[Stored data entries]

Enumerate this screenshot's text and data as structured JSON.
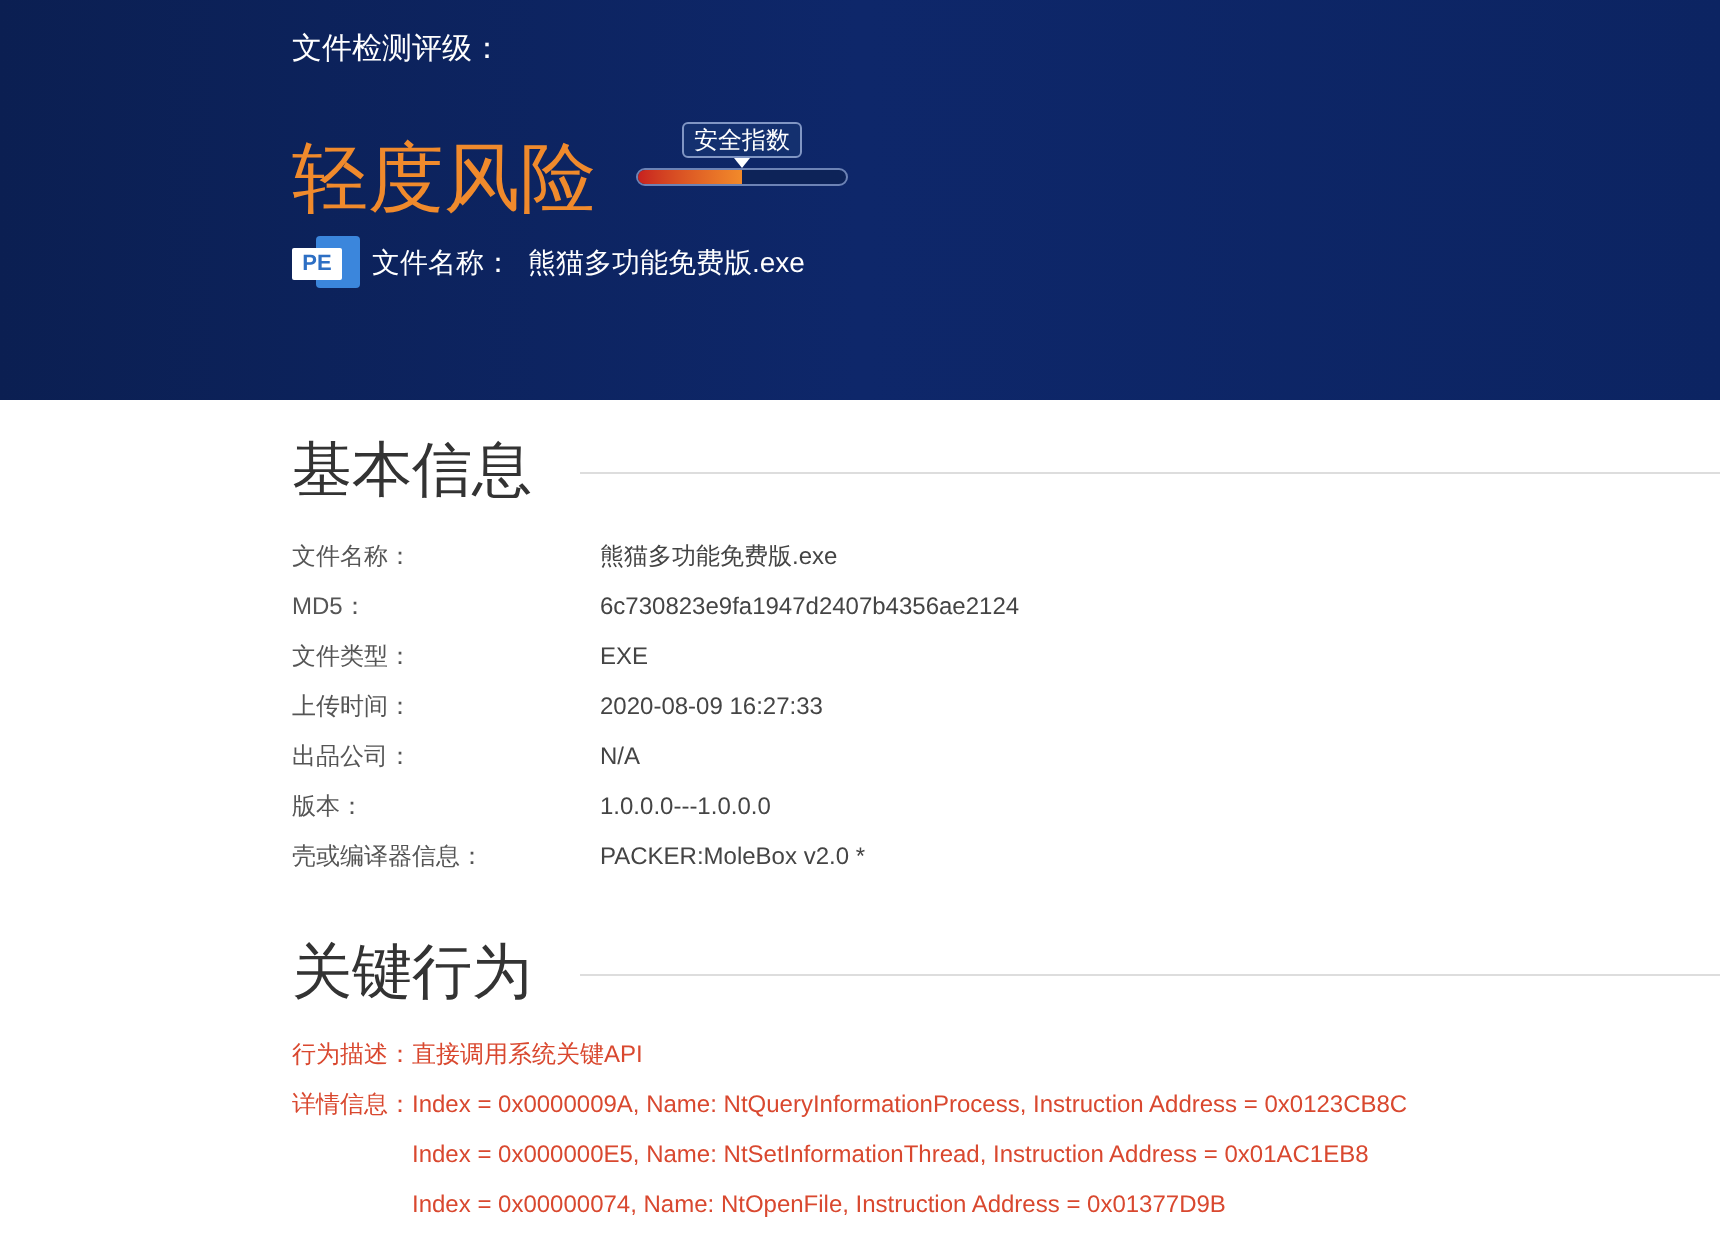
{
  "header": {
    "rating_label": "文件检测评级：",
    "rating": "轻度风险",
    "safety_index": {
      "label": "安全指数",
      "level": 0.5
    },
    "file_icon_label": "PE",
    "file_name_label": "文件名称：",
    "file_name": "熊猫多功能免费版.exe"
  },
  "basic_info": {
    "title": "基本信息",
    "rows": [
      {
        "label": "文件名称：",
        "value": "熊猫多功能免费版.exe"
      },
      {
        "label": "MD5：",
        "value": "6c730823e9fa1947d2407b4356ae2124"
      },
      {
        "label": "文件类型：",
        "value": "EXE"
      },
      {
        "label": "上传时间：",
        "value": "2020-08-09 16:27:33"
      },
      {
        "label": "出品公司：",
        "value": "N/A"
      },
      {
        "label": "版本：",
        "value": "1.0.0.0---1.0.0.0"
      },
      {
        "label": "壳或编译器信息：",
        "value": "PACKER:MoleBox v2.0 *"
      }
    ]
  },
  "key_behaviors": {
    "title": "关键行为",
    "items": [
      {
        "label": "行为描述：",
        "lines": [
          "直接调用系统关键API"
        ]
      },
      {
        "label": "详情信息：",
        "lines": [
          "Index = 0x0000009A, Name: NtQueryInformationProcess, Instruction Address = 0x0123CB8C",
          "Index = 0x000000E5, Name: NtSetInformationThread, Instruction Address = 0x01AC1EB8",
          "Index = 0x00000074, Name: NtOpenFile, Instruction Address = 0x01377D9B"
        ]
      }
    ]
  }
}
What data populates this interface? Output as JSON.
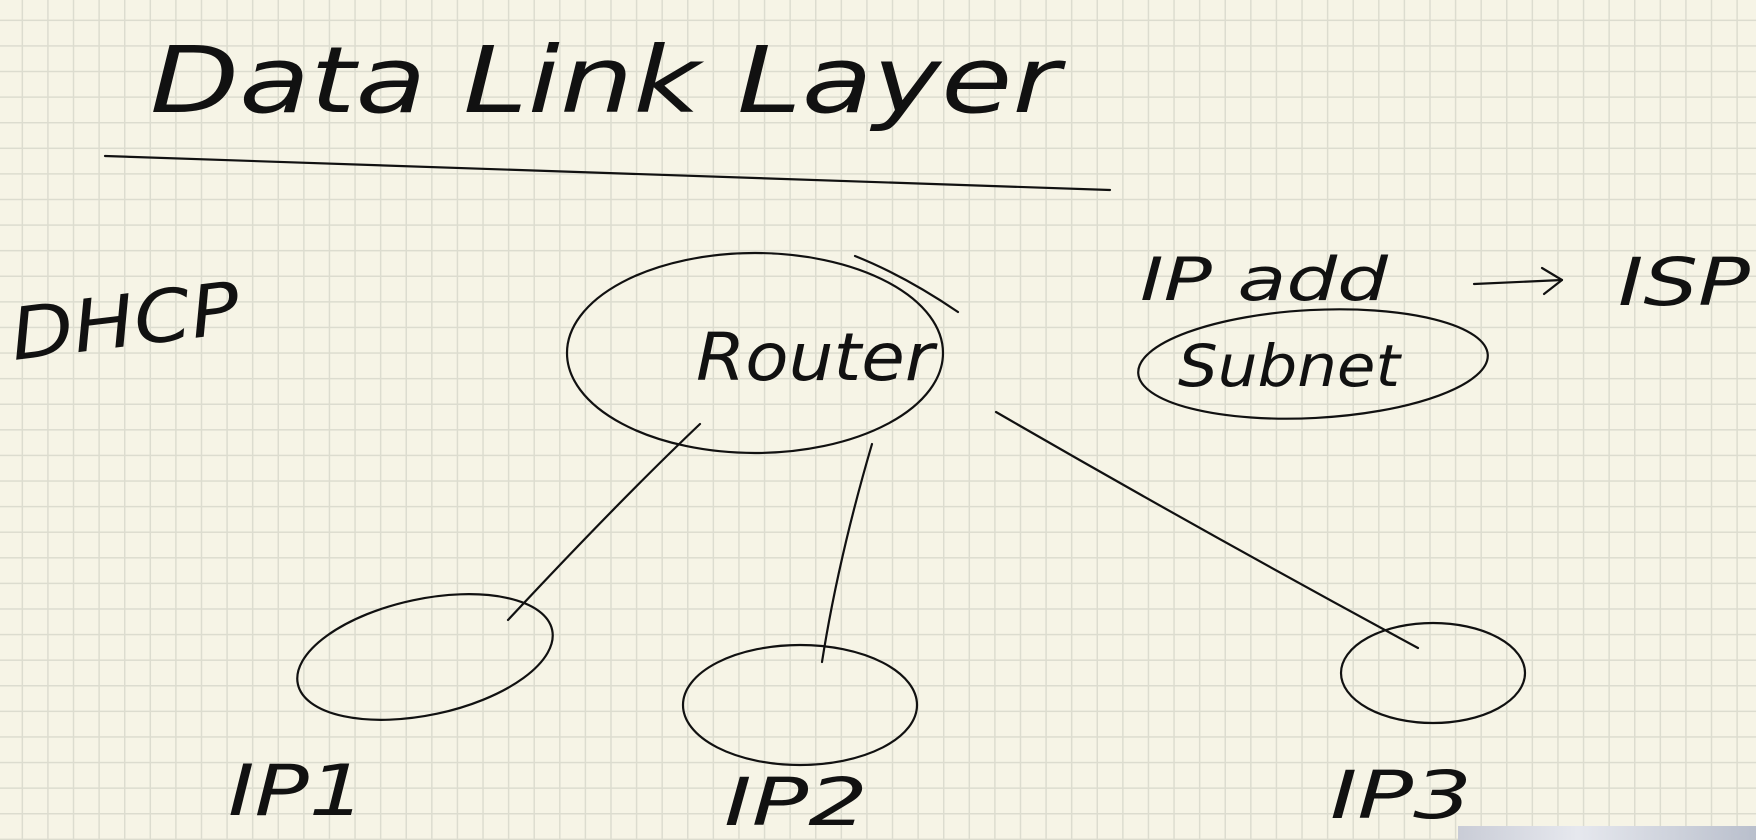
{
  "title": "Data Link Layer",
  "labels": {
    "protocol": "DHCP",
    "router": "Router",
    "ip_add": "IP add",
    "isp": "ISP",
    "subnet": "Subnet",
    "nodes": [
      "IP1",
      "IP2",
      "IP3"
    ]
  },
  "colors": {
    "paper": "#f6f4e6",
    "grid": "#dcdccf",
    "ink": "#111111"
  }
}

▸ **Requirements**
In the copy, include no pictures; restate the listing above exactly.

▸ **Answer below**
Enumerate this screenshot's text and data as structured JSON.
{
  "header": {
    "rating_label": "文件检测评级：",
    "rating": "轻度风险",
    "safety_index": {
      "label": "安全指数",
      "level": 0.5
    },
    "file_icon_label": "PE",
    "file_name_label": "文件名称：",
    "file_name": "熊猫多功能免费版.exe"
  },
  "basic_info": {
    "title": "基本信息",
    "rows": [
      {
        "label": "文件名称：",
        "value": "熊猫多功能免费版.exe"
      },
      {
        "label": "MD5：",
        "value": "6c730823e9fa1947d2407b4356ae2124"
      },
      {
        "label": "文件类型：",
        "value": "EXE"
      },
      {
        "label": "上传时间：",
        "value": "2020-08-09 16:27:33"
      },
      {
        "label": "出品公司：",
        "value": "N/A"
      },
      {
        "label": "版本：",
        "value": "1.0.0.0---1.0.0.0"
      },
      {
        "label": "壳或编译器信息：",
        "value": "PACKER:MoleBox v2.0 *"
      }
    ]
  },
  "key_behaviors": {
    "title": "关键行为",
    "items": [
      {
        "label": "行为描述：",
        "lines": [
          "直接调用系统关键API"
        ]
      },
      {
        "label": "详情信息：",
        "lines": [
          "Index = 0x0000009A, Name: NtQueryInformationProcess, Instruction Address = 0x0123CB8C",
          "Index = 0x000000E5, Name: NtSetInformationThread, Instruction Address = 0x01AC1EB8",
          "Index = 0x00000074, Name: NtOpenFile, Instruction Address = 0x01377D9B"
        ]
      }
    ]
  }
}
What data populates this interface? Output as JSON.
{
  "title": "Data Link Layer",
  "labels": {
    "protocol": "DHCP",
    "router": "Router",
    "ip_add": "IP add",
    "isp": "ISP",
    "subnet": "Subnet",
    "nodes": [
      "IP1",
      "IP2",
      "IP3"
    ]
  },
  "colors": {
    "paper": "#f6f4e6",
    "grid": "#dcdccf",
    "ink": "#111111"
  }
}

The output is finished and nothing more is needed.